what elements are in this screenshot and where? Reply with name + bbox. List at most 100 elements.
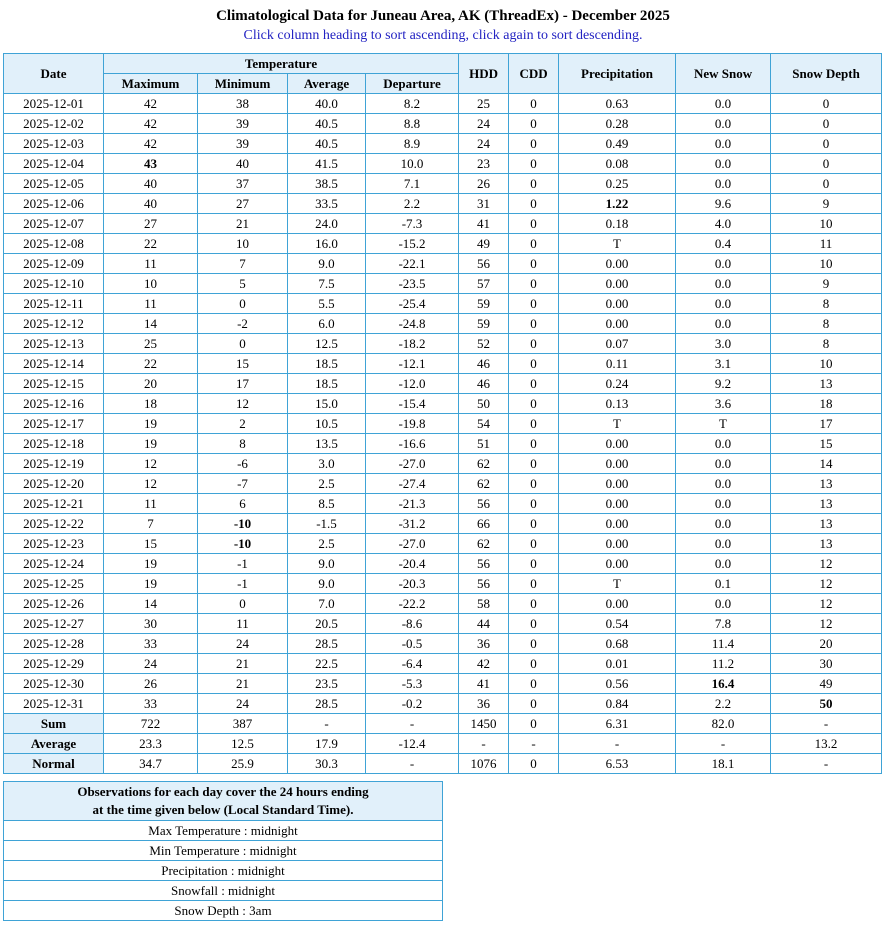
value-cell: 0: [509, 374, 559, 394]
value-cell: -12.4: [366, 734, 459, 754]
value-cell: 7.8: [676, 614, 771, 634]
col-header-new-snow[interactable]: New Snow: [676, 54, 771, 94]
value-cell: 38.5: [288, 174, 366, 194]
value-cell: 46: [459, 374, 509, 394]
table-row: 2025-12-211168.5-21.35600.000.013: [4, 494, 882, 514]
value-cell: 0.11: [559, 354, 676, 374]
value-cell: 0.49: [559, 134, 676, 154]
value-cell: 7.0: [288, 594, 366, 614]
value-cell: 10: [104, 274, 198, 294]
value-cell: 8.9: [366, 134, 459, 154]
value-cell: 0: [509, 454, 559, 474]
col-header-departure[interactable]: Departure: [366, 74, 459, 94]
value-cell: 27: [198, 194, 288, 214]
date-cell: 2025-12-13: [4, 334, 104, 354]
value-cell: 39: [198, 134, 288, 154]
col-header-minimum[interactable]: Minimum: [198, 74, 288, 94]
date-cell: 2025-12-30: [4, 674, 104, 694]
date-cell: 2025-12-09: [4, 254, 104, 274]
value-cell: 8.8: [366, 114, 459, 134]
value-cell: T: [559, 414, 676, 434]
value-cell: 9.0: [288, 554, 366, 574]
value-cell: 13.2: [771, 734, 882, 754]
table-row: 2025-12-1912-63.0-27.06200.000.014: [4, 454, 882, 474]
value-cell: 3.0: [676, 334, 771, 354]
value-cell: 82.0: [676, 714, 771, 734]
table-row: 2025-12-27301120.5-8.64400.547.812: [4, 614, 882, 634]
value-cell: 18.1: [676, 754, 771, 774]
value-cell: -1.5: [288, 514, 366, 534]
date-cell: 2025-12-20: [4, 474, 104, 494]
value-cell: 33: [104, 634, 198, 654]
value-cell: 0: [509, 714, 559, 734]
value-cell: -12.1: [366, 354, 459, 374]
value-cell: 42: [104, 134, 198, 154]
table-row: 2025-12-14221518.5-12.14600.113.110: [4, 354, 882, 374]
value-cell: 0: [509, 614, 559, 634]
value-cell: 0.0: [676, 594, 771, 614]
value-cell: 11.4: [676, 634, 771, 654]
value-cell: 15: [198, 354, 288, 374]
table-row: 2025-12-2315-102.5-27.06200.000.013: [4, 534, 882, 554]
value-cell: 0: [509, 634, 559, 654]
value-cell: 0.00: [559, 514, 676, 534]
value-cell: 0.84: [559, 694, 676, 714]
col-header-average[interactable]: Average: [288, 74, 366, 94]
value-cell: 31: [459, 194, 509, 214]
value-cell: 0.0: [676, 454, 771, 474]
value-cell: 0.0: [676, 94, 771, 114]
value-cell: 0.00: [559, 454, 676, 474]
value-cell: 0.56: [559, 674, 676, 694]
value-cell: 0.0: [676, 274, 771, 294]
value-cell: 0: [509, 694, 559, 714]
col-header-precipitation[interactable]: Precipitation: [559, 54, 676, 94]
value-cell: 21: [198, 674, 288, 694]
value-cell: 0.0: [676, 174, 771, 194]
col-header-date[interactable]: Date: [4, 54, 104, 94]
col-header-maximum[interactable]: Maximum: [104, 74, 198, 94]
col-header-cdd[interactable]: CDD: [509, 54, 559, 94]
value-cell: 58: [459, 594, 509, 614]
value-cell: 0: [509, 314, 559, 334]
date-cell: 2025-12-22: [4, 514, 104, 534]
value-cell: 40.5: [288, 134, 366, 154]
col-header-hdd[interactable]: HDD: [459, 54, 509, 94]
value-cell: -24.8: [366, 314, 459, 334]
value-cell: 17: [771, 414, 882, 434]
value-cell: 9: [771, 194, 882, 214]
observation-row: Min Temperature : midnight: [4, 841, 443, 861]
table-row: 2025-12-091179.0-22.15600.000.010: [4, 254, 882, 274]
observation-row: Snowfall : midnight: [4, 881, 443, 901]
observations-table-body: Max Temperature : midnightMin Temperatur…: [4, 821, 443, 921]
value-cell: -7.3: [366, 214, 459, 234]
value-cell: 0.0: [676, 134, 771, 154]
table-row: 2025-12-2012-72.5-27.46200.000.013: [4, 474, 882, 494]
value-cell: 10.0: [366, 154, 459, 174]
value-cell: 8.5: [288, 494, 366, 514]
value-cell: 22: [104, 354, 198, 374]
value-cell: 7: [198, 254, 288, 274]
value-cell: 6: [198, 494, 288, 514]
value-cell: 23: [459, 154, 509, 174]
value-cell: 0.0: [676, 434, 771, 454]
value-cell: 25: [104, 334, 198, 354]
value-cell: 0.00: [559, 474, 676, 494]
summary-row: Sum722387--145006.3182.0-: [4, 714, 882, 734]
observation-time-cell: Snow Depth : 3am: [4, 901, 443, 921]
value-cell: 0.00: [559, 554, 676, 574]
value-cell: 33.5: [288, 194, 366, 214]
value-cell: 24: [459, 114, 509, 134]
page-title: Climatological Data for Juneau Area, AK …: [3, 0, 883, 25]
value-cell: 0.1: [676, 574, 771, 594]
col-header-snow-depth[interactable]: Snow Depth: [771, 54, 882, 94]
value-cell: 11: [104, 294, 198, 314]
observation-row: Max Temperature : midnight: [4, 821, 443, 841]
value-cell: 0.0: [676, 534, 771, 554]
value-cell: 0: [509, 294, 559, 314]
value-cell: 1.22: [559, 194, 676, 214]
value-cell: 28.5: [288, 694, 366, 714]
value-cell: 20: [104, 374, 198, 394]
table-row: 2025-12-06402733.52.23101.229.69: [4, 194, 882, 214]
value-cell: 9.2: [676, 374, 771, 394]
table-row: 2025-12-03423940.58.92400.490.00: [4, 134, 882, 154]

++++++++++++++++++++

▶ **THE PROBLEM**: Reproduce all of the lines above word for word, omitting any pictures from your answer.

▶ **SOLVED EXERCISE**:
what elements are in this screenshot and where? Reply with name + bbox. List at most 100 elements.
value-cell: 0: [509, 374, 559, 394]
value-cell: -12.4: [366, 734, 459, 754]
value-cell: 7.8: [676, 614, 771, 634]
col-header-new-snow[interactable]: New Snow: [676, 54, 771, 94]
value-cell: 38.5: [288, 174, 366, 194]
value-cell: 46: [459, 374, 509, 394]
table-row: 2025-12-211168.5-21.35600.000.013: [4, 494, 882, 514]
value-cell: 0.11: [559, 354, 676, 374]
value-cell: 0.49: [559, 134, 676, 154]
value-cell: 7.0: [288, 594, 366, 614]
value-cell: 10: [104, 274, 198, 294]
value-cell: 8.9: [366, 134, 459, 154]
value-cell: 0: [509, 454, 559, 474]
col-header-departure[interactable]: Departure: [366, 74, 459, 94]
value-cell: 27: [198, 194, 288, 214]
date-cell: 2025-12-13: [4, 334, 104, 354]
value-cell: 39: [198, 134, 288, 154]
col-header-minimum[interactable]: Minimum: [198, 74, 288, 94]
date-cell: 2025-12-30: [4, 674, 104, 694]
date-cell: 2025-12-09: [4, 254, 104, 274]
value-cell: 8.8: [366, 114, 459, 134]
value-cell: T: [559, 414, 676, 434]
value-cell: 9.0: [288, 554, 366, 574]
value-cell: 13.2: [771, 734, 882, 754]
table-row: 2025-12-1912-63.0-27.06200.000.014: [4, 454, 882, 474]
value-cell: 3.0: [676, 334, 771, 354]
value-cell: 82.0: [676, 714, 771, 734]
table-row: 2025-12-27301120.5-8.64400.547.812: [4, 614, 882, 634]
value-cell: 18.1: [676, 754, 771, 774]
value-cell: -1.5: [288, 514, 366, 534]
date-cell: 2025-12-20: [4, 474, 104, 494]
value-cell: 33: [104, 634, 198, 654]
value-cell: 0: [509, 714, 559, 734]
value-cell: -12.1: [366, 354, 459, 374]
value-cell: 42: [104, 134, 198, 154]
table-row: 2025-12-14221518.5-12.14600.113.110: [4, 354, 882, 374]
value-cell: 0: [509, 614, 559, 634]
value-cell: 0.0: [676, 594, 771, 614]
value-cell: 11.4: [676, 634, 771, 654]
value-cell: 15: [198, 354, 288, 374]
table-row: 2025-12-2315-102.5-27.06200.000.013: [4, 534, 882, 554]
value-cell: 0: [509, 634, 559, 654]
value-cell: 0.00: [559, 514, 676, 534]
value-cell: 0.84: [559, 694, 676, 714]
col-header-average[interactable]: Average: [288, 74, 366, 94]
value-cell: 31: [459, 194, 509, 214]
value-cell: 0.0: [676, 454, 771, 474]
value-cell: 0.0: [676, 94, 771, 114]
value-cell: 0.00: [559, 454, 676, 474]
value-cell: 0.56: [559, 674, 676, 694]
value-cell: 0.0: [676, 274, 771, 294]
value-cell: 0: [509, 694, 559, 714]
col-header-precipitation[interactable]: Precipitation: [559, 54, 676, 94]
value-cell: 21: [198, 674, 288, 694]
value-cell: 0.0: [676, 174, 771, 194]
col-header-date[interactable]: Date: [4, 54, 104, 94]
col-header-maximum[interactable]: Maximum: [104, 74, 198, 94]
col-header-cdd[interactable]: CDD: [509, 54, 559, 94]
value-cell: 58: [459, 594, 509, 614]
value-cell: 0: [509, 314, 559, 334]
date-cell: 2025-12-22: [4, 514, 104, 534]
value-cell: 40.5: [288, 134, 366, 154]
col-header-hdd[interactable]: HDD: [459, 54, 509, 94]
value-cell: -24.8: [366, 314, 459, 334]
value-cell: 17: [771, 414, 882, 434]
value-cell: 9: [771, 194, 882, 214]
observation-row: Min Temperature : midnight: [4, 841, 443, 861]
table-row: 2025-12-091179.0-22.15600.000.010: [4, 254, 882, 274]
observation-row: Snowfall : midnight: [4, 881, 443, 901]
observations-table-body: Max Temperature : midnightMin Temperatur…: [4, 821, 443, 921]
value-cell: -7.3: [366, 214, 459, 234]
value-cell: 0.0: [676, 134, 771, 154]
table-row: 2025-12-2012-72.5-27.46200.000.013: [4, 474, 882, 494]
value-cell: 10.0: [366, 154, 459, 174]
value-cell: 8.5: [288, 494, 366, 514]
value-cell: 22: [104, 354, 198, 374]
value-cell: 7: [198, 254, 288, 274]
value-cell: 6: [198, 494, 288, 514]
value-cell: 23: [459, 154, 509, 174]
value-cell: 0.0: [676, 434, 771, 454]
value-cell: 25: [104, 334, 198, 354]
value-cell: 0.00: [559, 474, 676, 494]
summary-row: Sum722387--145006.3182.0-: [4, 714, 882, 734]
observation-time-cell: Snow Depth : 3am: [4, 901, 443, 921]
value-cell: 0.00: [559, 554, 676, 574]
value-cell: 33.5: [288, 194, 366, 214]
value-cell: 24: [459, 114, 509, 134]
page-title: Climatological Data for Juneau Area, AK …: [3, 0, 883, 25]
value-cell: 0.1: [676, 574, 771, 594]
col-header-snow-depth[interactable]: Snow Depth: [771, 54, 882, 94]
value-cell: 11: [104, 294, 198, 314]
observation-row: Max Temperature : midnight: [4, 821, 443, 841]
value-cell: 0.0: [676, 534, 771, 554]
value-cell: 0: [509, 294, 559, 314]
value-cell: 1.22: [559, 194, 676, 214]
value-cell: 28.5: [288, 694, 366, 714]
value-cell: 20: [104, 374, 198, 394]
table-row: 2025-12-06402733.52.23101.229.69: [4, 194, 882, 214]
value-cell: 9.2: [676, 374, 771, 394]
table-row: 2025-12-03423940.58.92400.490.00: [4, 134, 882, 154]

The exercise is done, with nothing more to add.